■ **Aim**: Every entry must be echoed exactly.

(Data entries for graphics)
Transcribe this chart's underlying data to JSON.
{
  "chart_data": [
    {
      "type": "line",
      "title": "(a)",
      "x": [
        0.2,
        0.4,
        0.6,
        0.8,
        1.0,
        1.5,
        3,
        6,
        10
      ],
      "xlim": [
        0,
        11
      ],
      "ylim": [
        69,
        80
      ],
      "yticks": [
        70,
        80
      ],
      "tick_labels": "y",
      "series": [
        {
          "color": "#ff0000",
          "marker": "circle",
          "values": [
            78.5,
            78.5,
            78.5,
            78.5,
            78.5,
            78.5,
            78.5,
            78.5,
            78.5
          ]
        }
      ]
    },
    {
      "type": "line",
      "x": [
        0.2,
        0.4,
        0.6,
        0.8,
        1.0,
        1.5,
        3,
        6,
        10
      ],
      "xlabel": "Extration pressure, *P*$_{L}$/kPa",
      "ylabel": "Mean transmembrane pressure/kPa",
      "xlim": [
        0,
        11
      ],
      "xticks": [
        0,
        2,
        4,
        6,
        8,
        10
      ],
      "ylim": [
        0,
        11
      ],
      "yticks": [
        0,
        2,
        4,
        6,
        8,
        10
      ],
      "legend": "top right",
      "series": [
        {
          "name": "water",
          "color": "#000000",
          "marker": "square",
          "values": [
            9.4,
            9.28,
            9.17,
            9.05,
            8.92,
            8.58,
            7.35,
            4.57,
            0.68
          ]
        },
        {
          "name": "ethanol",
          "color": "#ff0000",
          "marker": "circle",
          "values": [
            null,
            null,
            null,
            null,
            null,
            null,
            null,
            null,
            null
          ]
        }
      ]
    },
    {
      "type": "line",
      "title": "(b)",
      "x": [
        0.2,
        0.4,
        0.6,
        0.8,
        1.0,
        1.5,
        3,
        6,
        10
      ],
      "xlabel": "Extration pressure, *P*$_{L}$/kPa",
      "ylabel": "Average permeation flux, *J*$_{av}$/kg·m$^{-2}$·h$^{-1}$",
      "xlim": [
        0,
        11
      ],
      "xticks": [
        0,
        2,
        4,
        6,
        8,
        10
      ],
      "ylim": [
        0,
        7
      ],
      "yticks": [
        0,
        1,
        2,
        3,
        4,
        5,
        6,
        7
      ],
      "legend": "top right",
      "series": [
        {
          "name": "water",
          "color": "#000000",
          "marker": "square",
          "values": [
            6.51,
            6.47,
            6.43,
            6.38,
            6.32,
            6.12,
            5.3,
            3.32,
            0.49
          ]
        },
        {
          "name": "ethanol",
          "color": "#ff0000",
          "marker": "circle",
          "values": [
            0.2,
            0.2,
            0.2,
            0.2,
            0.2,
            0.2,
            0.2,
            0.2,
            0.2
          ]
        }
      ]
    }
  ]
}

■ **Output**:
Transcribe this chart's underlying data to JSON.
{
  "chart_data": [
    {
      "type": "line",
      "title": "(a)",
      "x": [
        0.2,
        0.4,
        0.6,
        0.8,
        1.0,
        1.5,
        3,
        6,
        10
      ],
      "xlim": [
        0,
        11
      ],
      "ylim": [
        69,
        80
      ],
      "yticks": [
        70,
        80
      ],
      "tick_labels": "y",
      "series": [
        {
          "color": "#ff0000",
          "marker": "circle",
          "values": [
            78.5,
            78.5,
            78.5,
            78.5,
            78.5,
            78.5,
            78.5,
            78.5,
            78.5
          ]
        }
      ]
    },
    {
      "type": "line",
      "x": [
        0.2,
        0.4,
        0.6,
        0.8,
        1.0,
        1.5,
        3,
        6,
        10
      ],
      "xlabel": "Extration pressure, *P*$_{L}$/kPa",
      "ylabel": "Mean transmembrane pressure/kPa",
      "xlim": [
        0,
        11
      ],
      "xticks": [
        0,
        2,
        4,
        6,
        8,
        10
      ],
      "ylim": [
        0,
        11
      ],
      "yticks": [
        0,
        2,
        4,
        6,
        8,
        10
      ],
      "legend": "top right",
      "series": [
        {
          "name": "water",
          "color": "#000000",
          "marker": "square",
          "values": [
            9.4,
            9.28,
            9.17,
            9.05,
            8.92,
            8.58,
            7.35,
            4.57,
            0.68
          ]
        },
        {
          "name": "ethanol",
          "color": "#ff0000",
          "marker": "circle",
          "values": [
            null,
            null,
            null,
            null,
            null,
            null,
            null,
            null,
            null
          ]
        }
      ]
    },
    {
      "type": "line",
      "title": "(b)",
      "x": [
        0.2,
        0.4,
        0.6,
        0.8,
        1.0,
        1.5,
        3,
        6,
        10
      ],
      "xlabel": "Extration pressure, *P*$_{L}$/kPa",
      "ylabel": "Average permeation flux, *J*$_{av}$/kg·m$^{-2}$·h$^{-1}$",
      "xlim": [
        0,
        11
      ],
      "xticks": [
        0,
        2,
        4,
        6,
        8,
        10
      ],
      "ylim": [
        0,
        7
      ],
      "yticks": [
        0,
        1,
        2,
        3,
        4,
        5,
        6,
        7
      ],
      "legend": "top right",
      "series": [
        {
          "name": "water",
          "color": "#000000",
          "marker": "square",
          "values": [
            6.51,
            6.47,
            6.43,
            6.38,
            6.32,
            6.12,
            5.3,
            3.32,
            0.49
          ]
        },
        {
          "name": "ethanol",
          "color": "#ff0000",
          "marker": "circle",
          "values": [
            0.2,
            0.2,
            0.2,
            0.2,
            0.2,
            0.2,
            0.2,
            0.2,
            0.2
          ]
        }
      ]
    }
  ]
}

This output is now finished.